* START Input for this task *

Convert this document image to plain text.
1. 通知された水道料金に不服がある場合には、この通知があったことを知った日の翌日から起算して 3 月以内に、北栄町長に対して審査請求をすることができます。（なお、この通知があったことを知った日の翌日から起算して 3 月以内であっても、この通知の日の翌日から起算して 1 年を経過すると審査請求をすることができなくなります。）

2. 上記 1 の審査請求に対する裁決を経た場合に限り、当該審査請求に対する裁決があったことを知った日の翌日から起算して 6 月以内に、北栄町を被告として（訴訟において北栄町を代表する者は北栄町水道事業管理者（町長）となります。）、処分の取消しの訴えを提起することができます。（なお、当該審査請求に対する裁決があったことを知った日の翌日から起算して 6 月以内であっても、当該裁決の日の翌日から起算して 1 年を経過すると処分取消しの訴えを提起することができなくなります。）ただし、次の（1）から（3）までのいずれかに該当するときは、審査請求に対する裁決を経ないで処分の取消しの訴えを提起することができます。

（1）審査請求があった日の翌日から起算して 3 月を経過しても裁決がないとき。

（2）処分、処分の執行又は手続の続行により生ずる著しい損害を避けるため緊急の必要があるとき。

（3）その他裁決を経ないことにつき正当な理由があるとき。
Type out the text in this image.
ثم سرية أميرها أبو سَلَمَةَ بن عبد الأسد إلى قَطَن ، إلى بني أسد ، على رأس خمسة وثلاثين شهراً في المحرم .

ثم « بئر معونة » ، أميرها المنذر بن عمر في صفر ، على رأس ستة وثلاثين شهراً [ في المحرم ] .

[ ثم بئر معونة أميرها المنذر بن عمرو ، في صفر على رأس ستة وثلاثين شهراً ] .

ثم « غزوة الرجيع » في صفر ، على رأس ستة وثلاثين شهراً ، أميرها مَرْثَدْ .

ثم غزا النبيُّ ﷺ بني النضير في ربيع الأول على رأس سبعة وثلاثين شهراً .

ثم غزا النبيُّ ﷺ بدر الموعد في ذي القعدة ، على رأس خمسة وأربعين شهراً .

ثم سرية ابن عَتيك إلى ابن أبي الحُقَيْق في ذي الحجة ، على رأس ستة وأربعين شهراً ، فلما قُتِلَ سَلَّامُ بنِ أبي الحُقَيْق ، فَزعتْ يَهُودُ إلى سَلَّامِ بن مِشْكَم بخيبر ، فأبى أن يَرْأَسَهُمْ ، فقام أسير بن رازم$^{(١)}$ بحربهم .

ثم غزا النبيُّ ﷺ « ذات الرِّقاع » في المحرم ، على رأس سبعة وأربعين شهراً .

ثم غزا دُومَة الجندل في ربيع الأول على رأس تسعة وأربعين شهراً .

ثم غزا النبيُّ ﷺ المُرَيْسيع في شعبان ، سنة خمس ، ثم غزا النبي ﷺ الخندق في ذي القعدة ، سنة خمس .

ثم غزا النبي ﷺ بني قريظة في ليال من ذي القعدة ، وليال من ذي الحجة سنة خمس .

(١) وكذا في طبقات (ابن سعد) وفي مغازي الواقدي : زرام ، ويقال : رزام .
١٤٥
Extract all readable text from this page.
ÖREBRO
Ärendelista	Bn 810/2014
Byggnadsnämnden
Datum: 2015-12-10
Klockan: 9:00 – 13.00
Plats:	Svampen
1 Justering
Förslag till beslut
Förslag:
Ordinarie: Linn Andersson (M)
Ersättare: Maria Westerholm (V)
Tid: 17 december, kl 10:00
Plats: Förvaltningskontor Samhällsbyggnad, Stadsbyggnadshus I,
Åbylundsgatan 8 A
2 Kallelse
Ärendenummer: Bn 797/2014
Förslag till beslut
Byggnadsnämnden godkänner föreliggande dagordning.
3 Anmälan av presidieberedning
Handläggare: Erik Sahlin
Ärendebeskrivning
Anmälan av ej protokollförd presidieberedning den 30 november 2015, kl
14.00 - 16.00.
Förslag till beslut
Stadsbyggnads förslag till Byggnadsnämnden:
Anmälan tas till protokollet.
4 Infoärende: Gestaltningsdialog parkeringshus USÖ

* END Input for this task *

- [Given problem]
Pick out every line holding the string "سرية" and return it.

- [Task response]
ثم سرية أميرها أبو سَلَمَةَ بن عبد الأسد إلى قَطَن ، إلى بني أسد ، على رأس خمسة وثلاثين شهراً في المحرم .
ثم سرية ابن عَتيك إلى ابن أبي الحُقَيْق في ذي الحجة ، على رأس ستة وأربعين شهراً ، فلما قُتِلَ سَلَّامُ بنِ أبي الحُقَيْق ، فَزعتْ يَهُودُ إلى سَلَّامِ بن مِشْكَم بخيبر ، فأبى أن يَرْأَسَهُمْ ، فقام أسير بن رازم$^{(١)}$ بحربهم .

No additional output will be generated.